*Exercise brief*: Please render every line of the records below as a Markdown table with two columns, Index for the row number and Content for the line, skipping any blank lines. Leave the pictures out of the table.

[Layout region records]
○ ○ ○
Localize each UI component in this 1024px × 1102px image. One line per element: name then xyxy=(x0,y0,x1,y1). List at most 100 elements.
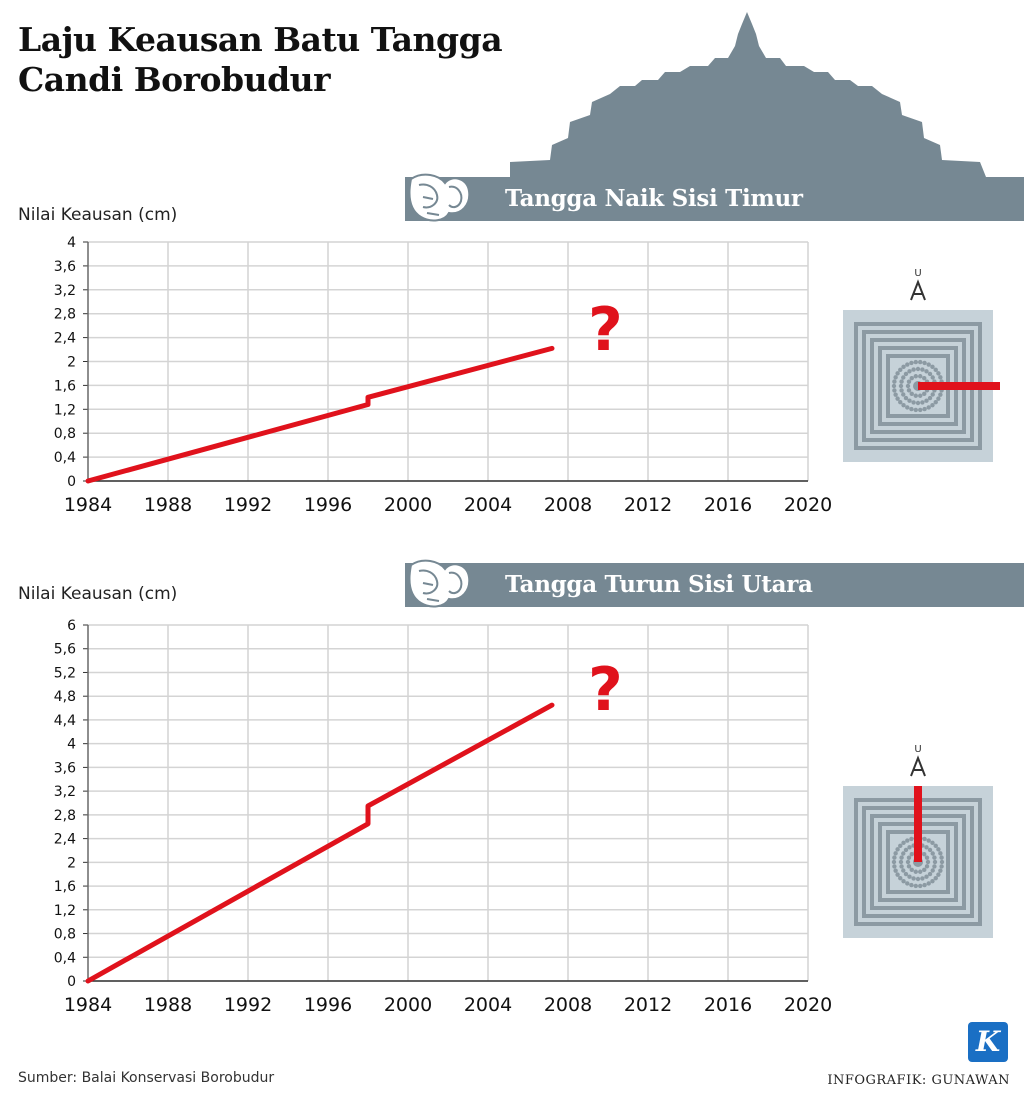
chart-1-banner: Tangga Naik Sisi Timur xyxy=(405,173,1024,222)
stupa-dot xyxy=(909,836,914,842)
stupa-dot xyxy=(893,868,898,873)
page-title: Laju Keausan Batu Tangga Candi Borobudur xyxy=(18,20,503,100)
stupa-dot xyxy=(913,407,918,413)
stupa-dot xyxy=(905,383,911,389)
y-tick-label: 1,6 xyxy=(54,879,76,895)
stupa-dot xyxy=(913,869,918,874)
stupa-dot xyxy=(915,366,921,372)
stupa-dot xyxy=(901,392,906,397)
stupa-dot xyxy=(891,383,897,389)
stupa-dot xyxy=(930,364,935,370)
stupa-dot xyxy=(899,855,904,860)
stupa-dot xyxy=(893,375,898,380)
stupa-dot xyxy=(898,399,903,405)
stupa-dot xyxy=(930,868,935,873)
kala-head-icon xyxy=(408,559,471,608)
x-tick-label: 1984 xyxy=(64,994,112,1016)
x-tick-label: 1988 xyxy=(144,494,192,516)
x-tick-label: 1992 xyxy=(224,994,272,1016)
stupa-dot xyxy=(892,864,897,869)
stupa-dot xyxy=(922,375,927,381)
stupa-dot xyxy=(913,374,918,379)
stupa-dot xyxy=(932,859,938,865)
stupa-dot xyxy=(922,406,927,412)
north-arrow-icon xyxy=(910,279,926,301)
stupa-dot xyxy=(907,874,912,879)
y-tick-label: 5,2 xyxy=(54,665,76,681)
stupa-dot xyxy=(913,393,918,398)
borobudur-temple-icon xyxy=(510,12,1024,185)
stupa-dot xyxy=(926,405,931,410)
chart-1-question-mark: ? xyxy=(588,295,623,365)
stupa-dot xyxy=(938,851,943,856)
stupa-dot xyxy=(905,859,911,865)
x-tick-label: 2012 xyxy=(624,494,672,516)
north-label: U xyxy=(914,268,921,279)
stupa-dot xyxy=(895,396,900,401)
stupa-dot xyxy=(905,362,910,367)
stupa-dot xyxy=(909,851,914,857)
stupa-dot xyxy=(911,400,916,405)
stupa-dot xyxy=(927,371,933,377)
stupa-dot xyxy=(901,402,906,408)
stupa-dot xyxy=(932,864,937,869)
stupa-dot xyxy=(895,371,900,376)
stupa-dot xyxy=(926,838,931,843)
stupa-dot xyxy=(913,359,918,365)
stupa-dot xyxy=(909,406,914,412)
y-tick-label: 1,2 xyxy=(54,402,76,418)
x-tick-label: 1984 xyxy=(64,494,112,516)
y-tick-label: 4 xyxy=(67,235,76,251)
chart-2-y-axis-label: Nilai Keausan (cm) xyxy=(18,584,178,604)
stupa-dot xyxy=(906,388,912,393)
stupa-dot xyxy=(907,398,912,403)
stupa-dot xyxy=(936,847,941,852)
stupa-dot xyxy=(905,881,910,886)
kala-head-icon xyxy=(408,173,471,222)
x-tick-label: 2008 xyxy=(544,494,592,516)
title-line-1: Laju Keausan Batu Tangga xyxy=(18,20,503,59)
y-tick-label: 1,2 xyxy=(54,903,76,919)
source-note: Sumber: Balai Konservasi Borobudur xyxy=(18,1070,275,1086)
stupa-dot xyxy=(924,855,930,860)
stupa-dot xyxy=(925,859,931,865)
kompas-logo: K xyxy=(968,1022,1008,1062)
stupa-dot xyxy=(922,391,927,397)
north-label: U xyxy=(914,744,921,755)
stupa-dot xyxy=(901,364,906,370)
stupa-dot xyxy=(930,402,935,408)
stupa-dot xyxy=(924,398,929,403)
y-tick-label: 0,8 xyxy=(54,426,76,442)
stupa-dot xyxy=(920,876,925,881)
chart-1-y-axis-label: Nilai Keausan (cm) xyxy=(18,205,178,225)
stupa-dot xyxy=(893,392,898,397)
stupa-dot xyxy=(938,392,943,397)
x-tick-label: 2020 xyxy=(784,994,832,1016)
stupa-dot xyxy=(924,874,929,879)
stupa-dot xyxy=(903,847,909,853)
stupa-dot xyxy=(927,871,933,877)
stupa-dot xyxy=(907,845,912,850)
stupa-dot xyxy=(933,399,938,405)
chart-1-site-map: U xyxy=(840,262,1010,476)
stupa-dot xyxy=(918,359,923,365)
y-tick-label: 2,8 xyxy=(54,307,76,323)
x-tick-label: 2004 xyxy=(464,494,512,516)
y-tick-label: 4,8 xyxy=(54,689,76,705)
x-tick-label: 2008 xyxy=(544,994,592,1016)
stupa-dot xyxy=(898,843,903,849)
stupa-dot xyxy=(903,395,909,401)
stupa-dot xyxy=(895,847,900,852)
y-tick-label: 2 xyxy=(67,355,76,371)
stupa-dot xyxy=(930,840,935,846)
stupa-dot xyxy=(932,855,937,860)
x-tick-label: 2012 xyxy=(624,994,672,1016)
stupa-dot xyxy=(906,379,912,384)
stupa-dot xyxy=(909,391,914,397)
x-tick-label: 2020 xyxy=(784,494,832,516)
stupa-dot xyxy=(892,388,897,393)
y-tick-label: 3,6 xyxy=(54,760,76,776)
stupa-dot xyxy=(936,872,941,877)
stupa-dot xyxy=(899,388,904,393)
stupa-dot xyxy=(905,405,910,410)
○ ○ ○
*Response below*:
| Index | Content |
|---|---|
| 1 | Localize each UI component in this 1024px × 1102px image. One line per element: name then xyxy=(x0,y0,x1,y1). List at most 100 elements. |
| 2 | chart-1-banner: Tangga Naik Sisi Timur xyxy=(405,173,1024,222) |
| 3 | stupa-dot xyxy=(909,836,914,842) |
| 4 | stupa-dot xyxy=(893,868,898,873) |
| 5 | page-title: Laju Keausan Batu Tangga Candi Borobudur xyxy=(18,20,503,100) |
| 6 | stupa-dot xyxy=(913,407,918,413) |
| 7 | stupa-dot xyxy=(905,383,911,389) |
| 8 | y-tick-label: 1,6 xyxy=(54,879,76,895) |
| 9 | stupa-dot xyxy=(913,869,918,874) |
| 10 | stupa-dot xyxy=(915,366,921,372) |
| 11 | stupa-dot xyxy=(901,392,906,397) |
| 12 | stupa-dot xyxy=(891,383,897,389) |
| 13 | stupa-dot xyxy=(930,364,935,370) |
| 14 | stupa-dot xyxy=(899,855,904,860) |
| 15 | stupa-dot xyxy=(893,375,898,380) |
| 16 | stupa-dot xyxy=(898,399,903,405) |
| 17 | stupa-dot xyxy=(930,868,935,873) |
| 18 | kala-head-icon xyxy=(408,559,471,608) |
| 19 | x-tick-label: 1984 xyxy=(64,994,112,1016) |
| 20 | x-tick-label: 1988 xyxy=(144,494,192,516) |
| 21 | x-tick-label: 1992 xyxy=(224,994,272,1016) |
| 22 | stupa-dot xyxy=(892,864,897,869) |
| 23 | stupa-dot xyxy=(922,375,927,381) |
| 24 | stupa-dot xyxy=(913,374,918,379) |
| 25 | stupa-dot xyxy=(932,859,938,865) |
| 26 | stupa-dot xyxy=(922,406,927,412) |
| 27 | north-arrow-icon xyxy=(910,279,926,301) |
| 28 | stupa-dot xyxy=(907,874,912,879) |
| 29 | y-tick-label: 5,2 xyxy=(54,665,76,681) |
| 30 | stupa-dot xyxy=(913,393,918,398) |
| 31 | borobudur-temple-icon xyxy=(510,12,1024,185) |
| 32 | stupa-dot xyxy=(926,405,931,410) |
| 33 | chart-1-question-mark: ? xyxy=(588,295,623,365) |
| 34 | stupa-dot xyxy=(938,851,943,856) |
| 35 | stupa-dot xyxy=(905,859,911,865) |
| 36 | x-tick-label: 2012 xyxy=(624,494,672,516) |
| 37 | north-label: U xyxy=(914,268,921,279) |
| 38 | stupa-dot xyxy=(895,396,900,401) |
| 39 | stupa-dot xyxy=(905,362,910,367) |
| 40 | stupa-dot xyxy=(909,851,914,857) |
| 41 | stupa-dot xyxy=(911,400,916,405) |
| 42 | stupa-dot xyxy=(927,371,933,377) |
| 43 | stupa-dot xyxy=(901,402,906,408) |
| 44 | stupa-dot xyxy=(932,864,937,869) |
| 45 | stupa-dot xyxy=(895,371,900,376) |
| 46 | stupa-dot xyxy=(926,838,931,843) |
| 47 | stupa-dot xyxy=(913,359,918,365) |
| 48 | stupa-dot xyxy=(909,406,914,412) |
| 49 | y-tick-label: 1,2 xyxy=(54,402,76,418) |
| 50 | x-tick-label: 1984 xyxy=(64,494,112,516) |
| 51 | y-tick-label: 4 xyxy=(67,235,76,251) |
| 52 | chart-2-y-axis-label: Nilai Keausan (cm) xyxy=(18,584,178,604) |
| 53 | stupa-dot xyxy=(906,388,912,393) |
| 54 | stupa-dot xyxy=(907,398,912,403) |
| 55 | stupa-dot xyxy=(936,847,941,852) |
| 56 | stupa-dot xyxy=(905,881,910,886) |
| 57 | kala-head-icon xyxy=(408,173,471,222) |
| 58 | x-tick-label: 2008 xyxy=(544,494,592,516) |
| 59 | title-line-1: Laju Keausan Batu Tangga xyxy=(18,20,503,59) |
| 60 | y-tick-label: 1,2 xyxy=(54,903,76,919) |
| 61 | source-note: Sumber: Balai Konservasi Borobudur xyxy=(18,1070,275,1086) |
| 62 | stupa-dot xyxy=(924,855,930,860) |
| 63 | stupa-dot xyxy=(925,859,931,865) |
| 64 | kompas-logo: K xyxy=(968,1022,1008,1062) |
| 65 | stupa-dot xyxy=(922,391,927,397) |
| 66 | north-label: U xyxy=(914,744,921,755) |
| 67 | stupa-dot xyxy=(901,364,906,370) |
| 68 | stupa-dot xyxy=(930,402,935,408) |
| 69 | stupa-dot xyxy=(924,398,929,403) |
| 70 | y-tick-label: 0,8 xyxy=(54,426,76,442) |
| 71 | stupa-dot xyxy=(920,876,925,881) |
| 72 | chart-1-y-axis-label: Nilai Keausan (cm) xyxy=(18,205,178,225) |
| 73 | stupa-dot xyxy=(893,392,898,397) |
| 74 | stupa-dot xyxy=(938,392,943,397) |
| 75 | x-tick-label: 2020 xyxy=(784,994,832,1016) |
| 76 | stupa-dot xyxy=(924,874,929,879) |
| 77 | stupa-dot xyxy=(903,847,909,853) |
| 78 | stupa-dot xyxy=(927,871,933,877) |
| 79 | stupa-dot xyxy=(907,845,912,850) |
| 80 | stupa-dot xyxy=(933,399,938,405) |
| 81 | chart-1-site-map: U xyxy=(840,262,1010,476) |
| 82 | stupa-dot xyxy=(918,359,923,365) |
| 83 | y-tick-label: 2,8 xyxy=(54,307,76,323) |
| 84 | x-tick-label: 2004 xyxy=(464,494,512,516) |
| 85 | y-tick-label: 4,8 xyxy=(54,689,76,705) |
| 86 | x-tick-label: 2008 xyxy=(544,994,592,1016) |
| 87 | stupa-dot xyxy=(898,843,903,849) |
| 88 | stupa-dot xyxy=(903,395,909,401) |
| 89 | stupa-dot xyxy=(895,847,900,852) |
| 90 | y-tick-label: 2 xyxy=(67,355,76,371) |
| 91 | stupa-dot xyxy=(930,840,935,846) |
| 92 | stupa-dot xyxy=(932,855,937,860) |
| 93 | x-tick-label: 2012 xyxy=(624,994,672,1016) |
| 94 | stupa-dot xyxy=(906,379,912,384) |
| 95 | stupa-dot xyxy=(909,391,914,397) |
| 96 | x-tick-label: 2020 xyxy=(784,494,832,516) |
| 97 | stupa-dot xyxy=(892,388,897,393) |
| 98 | y-tick-label: 3,6 xyxy=(54,760,76,776) |
| 99 | stupa-dot xyxy=(936,872,941,877) |
| 100 | stupa-dot xyxy=(899,388,904,393) |
| 101 | stupa-dot xyxy=(905,405,910,410) |